• **Directive**
Using the records below, locate all lines containing "JSON" and return them.

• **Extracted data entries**
******************************

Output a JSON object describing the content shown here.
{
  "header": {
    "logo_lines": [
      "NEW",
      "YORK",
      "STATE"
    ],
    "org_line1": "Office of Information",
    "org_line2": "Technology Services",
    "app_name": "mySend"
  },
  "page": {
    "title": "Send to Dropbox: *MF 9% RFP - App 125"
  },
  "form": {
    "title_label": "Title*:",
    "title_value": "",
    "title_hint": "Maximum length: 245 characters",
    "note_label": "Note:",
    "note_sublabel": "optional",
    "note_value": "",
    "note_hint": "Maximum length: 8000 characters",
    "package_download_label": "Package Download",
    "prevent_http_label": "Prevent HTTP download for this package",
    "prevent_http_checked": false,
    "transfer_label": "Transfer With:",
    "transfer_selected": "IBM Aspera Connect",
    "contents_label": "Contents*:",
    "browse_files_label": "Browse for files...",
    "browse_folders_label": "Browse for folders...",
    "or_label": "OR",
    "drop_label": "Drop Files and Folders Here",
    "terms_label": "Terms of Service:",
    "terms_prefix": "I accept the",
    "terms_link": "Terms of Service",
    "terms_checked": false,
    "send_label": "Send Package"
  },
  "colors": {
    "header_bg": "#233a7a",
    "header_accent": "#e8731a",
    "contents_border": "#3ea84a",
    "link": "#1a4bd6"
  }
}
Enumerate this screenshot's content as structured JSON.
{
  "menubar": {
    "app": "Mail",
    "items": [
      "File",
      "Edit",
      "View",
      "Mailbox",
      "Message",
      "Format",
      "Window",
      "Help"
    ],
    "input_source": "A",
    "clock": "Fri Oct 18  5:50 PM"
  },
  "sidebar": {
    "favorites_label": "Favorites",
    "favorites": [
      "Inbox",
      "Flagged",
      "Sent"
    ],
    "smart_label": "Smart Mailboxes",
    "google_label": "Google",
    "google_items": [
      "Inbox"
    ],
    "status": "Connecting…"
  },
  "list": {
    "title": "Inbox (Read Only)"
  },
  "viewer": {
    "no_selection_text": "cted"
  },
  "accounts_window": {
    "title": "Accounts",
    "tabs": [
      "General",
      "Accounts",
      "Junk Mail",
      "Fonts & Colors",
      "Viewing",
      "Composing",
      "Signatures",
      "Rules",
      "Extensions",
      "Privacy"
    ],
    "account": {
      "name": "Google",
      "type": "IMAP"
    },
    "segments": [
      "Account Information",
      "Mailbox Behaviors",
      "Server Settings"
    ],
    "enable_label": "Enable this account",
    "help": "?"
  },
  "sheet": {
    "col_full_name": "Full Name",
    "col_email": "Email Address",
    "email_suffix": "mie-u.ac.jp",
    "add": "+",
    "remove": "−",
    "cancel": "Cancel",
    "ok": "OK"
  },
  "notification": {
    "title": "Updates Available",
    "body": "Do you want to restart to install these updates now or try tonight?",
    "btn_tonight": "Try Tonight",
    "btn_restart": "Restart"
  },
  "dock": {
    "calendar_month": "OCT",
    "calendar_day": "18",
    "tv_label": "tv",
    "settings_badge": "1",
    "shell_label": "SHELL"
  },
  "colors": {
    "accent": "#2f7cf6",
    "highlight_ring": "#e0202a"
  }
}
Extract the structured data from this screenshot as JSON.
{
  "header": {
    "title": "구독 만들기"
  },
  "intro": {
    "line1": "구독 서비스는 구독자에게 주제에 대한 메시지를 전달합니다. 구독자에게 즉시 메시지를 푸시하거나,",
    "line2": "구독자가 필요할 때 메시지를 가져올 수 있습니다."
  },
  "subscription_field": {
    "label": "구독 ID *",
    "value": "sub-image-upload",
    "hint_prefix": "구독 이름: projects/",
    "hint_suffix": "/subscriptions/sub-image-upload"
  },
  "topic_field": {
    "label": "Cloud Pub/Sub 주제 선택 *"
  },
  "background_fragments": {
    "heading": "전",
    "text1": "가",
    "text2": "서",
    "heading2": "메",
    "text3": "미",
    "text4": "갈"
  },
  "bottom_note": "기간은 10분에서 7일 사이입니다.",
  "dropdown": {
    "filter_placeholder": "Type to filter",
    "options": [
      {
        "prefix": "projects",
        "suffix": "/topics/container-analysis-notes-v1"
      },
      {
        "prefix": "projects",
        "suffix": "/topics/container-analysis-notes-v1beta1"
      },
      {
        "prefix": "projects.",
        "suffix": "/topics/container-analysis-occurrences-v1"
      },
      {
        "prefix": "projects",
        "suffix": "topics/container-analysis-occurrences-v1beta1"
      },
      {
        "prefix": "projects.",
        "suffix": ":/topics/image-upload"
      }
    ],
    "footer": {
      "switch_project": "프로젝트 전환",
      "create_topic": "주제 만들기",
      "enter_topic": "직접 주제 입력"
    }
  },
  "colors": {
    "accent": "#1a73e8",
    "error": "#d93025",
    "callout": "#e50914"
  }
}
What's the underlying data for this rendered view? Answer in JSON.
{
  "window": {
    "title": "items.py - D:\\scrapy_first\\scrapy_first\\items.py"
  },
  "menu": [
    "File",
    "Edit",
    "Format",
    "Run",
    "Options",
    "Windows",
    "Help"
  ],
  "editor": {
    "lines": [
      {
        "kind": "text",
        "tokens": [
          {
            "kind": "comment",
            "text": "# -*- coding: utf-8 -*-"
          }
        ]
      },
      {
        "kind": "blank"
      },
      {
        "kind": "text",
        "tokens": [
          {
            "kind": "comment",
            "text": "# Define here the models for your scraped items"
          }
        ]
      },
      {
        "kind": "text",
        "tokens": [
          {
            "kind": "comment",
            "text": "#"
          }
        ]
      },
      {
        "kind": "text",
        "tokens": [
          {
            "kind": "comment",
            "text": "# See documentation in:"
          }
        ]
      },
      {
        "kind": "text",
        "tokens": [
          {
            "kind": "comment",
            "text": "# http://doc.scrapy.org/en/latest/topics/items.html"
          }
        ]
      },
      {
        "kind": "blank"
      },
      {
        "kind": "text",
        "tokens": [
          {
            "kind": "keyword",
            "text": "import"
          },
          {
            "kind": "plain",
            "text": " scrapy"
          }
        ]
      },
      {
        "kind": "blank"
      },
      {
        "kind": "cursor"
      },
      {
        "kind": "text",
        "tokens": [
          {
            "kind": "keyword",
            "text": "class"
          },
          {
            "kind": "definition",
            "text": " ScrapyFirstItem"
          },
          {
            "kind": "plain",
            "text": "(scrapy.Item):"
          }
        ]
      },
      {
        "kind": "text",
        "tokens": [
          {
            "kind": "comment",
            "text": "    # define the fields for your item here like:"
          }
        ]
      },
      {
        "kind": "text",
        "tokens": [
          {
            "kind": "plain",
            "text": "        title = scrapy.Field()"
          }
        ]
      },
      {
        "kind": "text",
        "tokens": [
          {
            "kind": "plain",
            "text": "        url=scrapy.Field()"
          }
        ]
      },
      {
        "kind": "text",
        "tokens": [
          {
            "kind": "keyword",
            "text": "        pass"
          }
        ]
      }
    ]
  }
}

******************************

• **Output for this exercise**
Output a JSON object describing the content shown here.
Enumerate this screenshot's content as structured JSON.
Extract the structured data from this screenshot as JSON.
What's the underlying data for this rendered view? Answer in JSON.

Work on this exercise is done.